> [TASK STATEMENT]
The records that follow must be repeated verbatim, every one of them.

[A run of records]
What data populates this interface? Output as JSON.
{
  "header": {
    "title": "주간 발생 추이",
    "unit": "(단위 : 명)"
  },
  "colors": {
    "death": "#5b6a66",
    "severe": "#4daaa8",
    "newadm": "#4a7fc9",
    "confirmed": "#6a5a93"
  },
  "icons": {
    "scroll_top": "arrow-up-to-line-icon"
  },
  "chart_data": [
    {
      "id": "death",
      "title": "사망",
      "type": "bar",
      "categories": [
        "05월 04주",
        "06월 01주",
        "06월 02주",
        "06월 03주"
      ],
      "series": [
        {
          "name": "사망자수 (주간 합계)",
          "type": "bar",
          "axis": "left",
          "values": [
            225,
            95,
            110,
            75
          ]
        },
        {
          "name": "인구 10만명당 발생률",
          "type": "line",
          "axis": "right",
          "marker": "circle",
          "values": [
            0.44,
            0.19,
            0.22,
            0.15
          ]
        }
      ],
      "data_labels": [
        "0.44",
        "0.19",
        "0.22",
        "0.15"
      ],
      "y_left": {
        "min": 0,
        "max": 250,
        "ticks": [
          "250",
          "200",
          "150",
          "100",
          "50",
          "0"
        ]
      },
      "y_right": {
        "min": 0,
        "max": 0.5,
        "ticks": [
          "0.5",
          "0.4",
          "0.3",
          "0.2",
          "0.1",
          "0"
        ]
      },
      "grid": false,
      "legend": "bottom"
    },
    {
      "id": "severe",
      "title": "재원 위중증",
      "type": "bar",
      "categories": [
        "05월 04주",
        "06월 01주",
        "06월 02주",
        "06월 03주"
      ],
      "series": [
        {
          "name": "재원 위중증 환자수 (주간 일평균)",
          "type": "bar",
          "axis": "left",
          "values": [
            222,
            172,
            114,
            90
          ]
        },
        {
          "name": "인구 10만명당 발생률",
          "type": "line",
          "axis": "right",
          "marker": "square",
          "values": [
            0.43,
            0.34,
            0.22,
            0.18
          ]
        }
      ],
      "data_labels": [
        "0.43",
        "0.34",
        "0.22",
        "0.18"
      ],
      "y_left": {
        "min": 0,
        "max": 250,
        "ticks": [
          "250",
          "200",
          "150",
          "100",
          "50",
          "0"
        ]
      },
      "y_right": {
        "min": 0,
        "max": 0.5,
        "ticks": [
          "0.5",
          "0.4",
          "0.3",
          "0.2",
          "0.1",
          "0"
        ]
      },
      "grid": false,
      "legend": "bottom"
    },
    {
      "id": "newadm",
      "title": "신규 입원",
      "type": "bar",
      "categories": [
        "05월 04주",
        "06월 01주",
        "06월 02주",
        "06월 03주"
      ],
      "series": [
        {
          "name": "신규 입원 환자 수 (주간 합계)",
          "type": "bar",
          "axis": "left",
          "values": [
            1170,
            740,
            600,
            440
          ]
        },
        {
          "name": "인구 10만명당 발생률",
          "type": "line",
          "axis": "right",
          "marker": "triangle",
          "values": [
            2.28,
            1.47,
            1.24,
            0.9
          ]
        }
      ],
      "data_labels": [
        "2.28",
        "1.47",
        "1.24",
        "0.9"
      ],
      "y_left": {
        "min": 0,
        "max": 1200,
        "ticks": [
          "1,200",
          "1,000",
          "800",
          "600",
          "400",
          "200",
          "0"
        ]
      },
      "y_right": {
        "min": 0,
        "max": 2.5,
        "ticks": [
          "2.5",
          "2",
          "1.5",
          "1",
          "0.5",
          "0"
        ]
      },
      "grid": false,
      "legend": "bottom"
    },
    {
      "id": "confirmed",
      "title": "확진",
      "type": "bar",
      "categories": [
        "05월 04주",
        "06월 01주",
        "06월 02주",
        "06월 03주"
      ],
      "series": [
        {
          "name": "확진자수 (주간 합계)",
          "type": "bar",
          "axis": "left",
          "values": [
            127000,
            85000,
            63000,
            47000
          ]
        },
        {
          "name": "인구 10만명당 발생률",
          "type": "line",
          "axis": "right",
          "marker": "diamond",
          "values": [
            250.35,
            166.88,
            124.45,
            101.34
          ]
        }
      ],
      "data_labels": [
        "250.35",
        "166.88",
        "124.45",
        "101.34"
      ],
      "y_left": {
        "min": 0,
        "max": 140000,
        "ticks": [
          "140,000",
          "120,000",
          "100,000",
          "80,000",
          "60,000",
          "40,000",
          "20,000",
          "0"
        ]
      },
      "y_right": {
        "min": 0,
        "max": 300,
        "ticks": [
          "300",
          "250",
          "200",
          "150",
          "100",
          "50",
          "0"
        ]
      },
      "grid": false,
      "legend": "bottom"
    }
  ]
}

> [ANSWER TO THIS PROBLEM]
What data populates this interface? Output as JSON.
{
  "header": {
    "title": "주간 발생 추이",
    "unit": "(단위 : 명)"
  },
  "colors": {
    "death": "#5b6a66",
    "severe": "#4daaa8",
    "newadm": "#4a7fc9",
    "confirmed": "#6a5a93"
  },
  "icons": {
    "scroll_top": "arrow-up-to-line-icon"
  },
  "chart_data": [
    {
      "id": "death",
      "title": "사망",
      "type": "bar",
      "categories": [
        "05월 04주",
        "06월 01주",
        "06월 02주",
        "06월 03주"
      ],
      "series": [
        {
          "name": "사망자수 (주간 합계)",
          "type": "bar",
          "axis": "left",
          "values": [
            225,
            95,
            110,
            75
          ]
        },
        {
          "name": "인구 10만명당 발생률",
          "type": "line",
          "axis": "right",
          "marker": "circle",
          "values": [
            0.44,
            0.19,
            0.22,
            0.15
          ]
        }
      ],
      "data_labels": [
        "0.44",
        "0.19",
        "0.22",
        "0.15"
      ],
      "y_left": {
        "min": 0,
        "max": 250,
        "ticks": [
          "250",
          "200",
          "150",
          "100",
          "50",
          "0"
        ]
      },
      "y_right": {
        "min": 0,
        "max": 0.5,
        "ticks": [
          "0.5",
          "0.4",
          "0.3",
          "0.2",
          "0.1",
          "0"
        ]
      },
      "grid": false,
      "legend": "bottom"
    },
    {
      "id": "severe",
      "title": "재원 위중증",
      "type": "bar",
      "categories": [
        "05월 04주",
        "06월 01주",
        "06월 02주",
        "06월 03주"
      ],
      "series": [
        {
          "name": "재원 위중증 환자수 (주간 일평균)",
          "type": "bar",
          "axis": "left",
          "values": [
            222,
            172,
            114,
            90
          ]
        },
        {
          "name": "인구 10만명당 발생률",
          "type": "line",
          "axis": "right",
          "marker": "square",
          "values": [
            0.43,
            0.34,
            0.22,
            0.18
          ]
        }
      ],
      "data_labels": [
        "0.43",
        "0.34",
        "0.22",
        "0.18"
      ],
      "y_left": {
        "min": 0,
        "max": 250,
        "ticks": [
          "250",
          "200",
          "150",
          "100",
          "50",
          "0"
        ]
      },
      "y_right": {
        "min": 0,
        "max": 0.5,
        "ticks": [
          "0.5",
          "0.4",
          "0.3",
          "0.2",
          "0.1",
          "0"
        ]
      },
      "grid": false,
      "legend": "bottom"
    },
    {
      "id": "newadm",
      "title": "신규 입원",
      "type": "bar",
      "categories": [
        "05월 04주",
        "06월 01주",
        "06월 02주",
        "06월 03주"
      ],
      "series": [
        {
          "name": "신규 입원 환자 수 (주간 합계)",
          "type": "bar",
          "axis": "left",
          "values": [
            1170,
            740,
            600,
            440
          ]
        },
        {
          "name": "인구 10만명당 발생률",
          "type": "line",
          "axis": "right",
          "marker": "triangle",
          "values": [
            2.28,
            1.47,
            1.24,
            0.9
          ]
        }
      ],
      "data_labels": [
        "2.28",
        "1.47",
        "1.24",
        "0.9"
      ],
      "y_left": {
        "min": 0,
        "max": 1200,
        "ticks": [
          "1,200",
          "1,000",
          "800",
          "600",
          "400",
          "200",
          "0"
        ]
      },
      "y_right": {
        "min": 0,
        "max": 2.5,
        "ticks": [
          "2.5",
          "2",
          "1.5",
          "1",
          "0.5",
          "0"
        ]
      },
      "grid": false,
      "legend": "bottom"
    },
    {
      "id": "confirmed",
      "title": "확진",
      "type": "bar",
      "categories": [
        "05월 04주",
        "06월 01주",
        "06월 02주",
        "06월 03주"
      ],
      "series": [
        {
          "name": "확진자수 (주간 합계)",
          "type": "bar",
          "axis": "left",
          "values": [
            127000,
            85000,
            63000,
            47000
          ]
        },
        {
          "name": "인구 10만명당 발생률",
          "type": "line",
          "axis": "right",
          "marker": "diamond",
          "values": [
            250.35,
            166.88,
            124.45,
            101.34
          ]
        }
      ],
      "data_labels": [
        "250.35",
        "166.88",
        "124.45",
        "101.34"
      ],
      "y_left": {
        "min": 0,
        "max": 140000,
        "ticks": [
          "140,000",
          "120,000",
          "100,000",
          "80,000",
          "60,000",
          "40,000",
          "20,000",
          "0"
        ]
      },
      "y_right": {
        "min": 0,
        "max": 300,
        "ticks": [
          "300",
          "250",
          "200",
          "150",
          "100",
          "50",
          "0"
        ]
      },
      "grid": false,
      "legend": "bottom"
    }
  ]
}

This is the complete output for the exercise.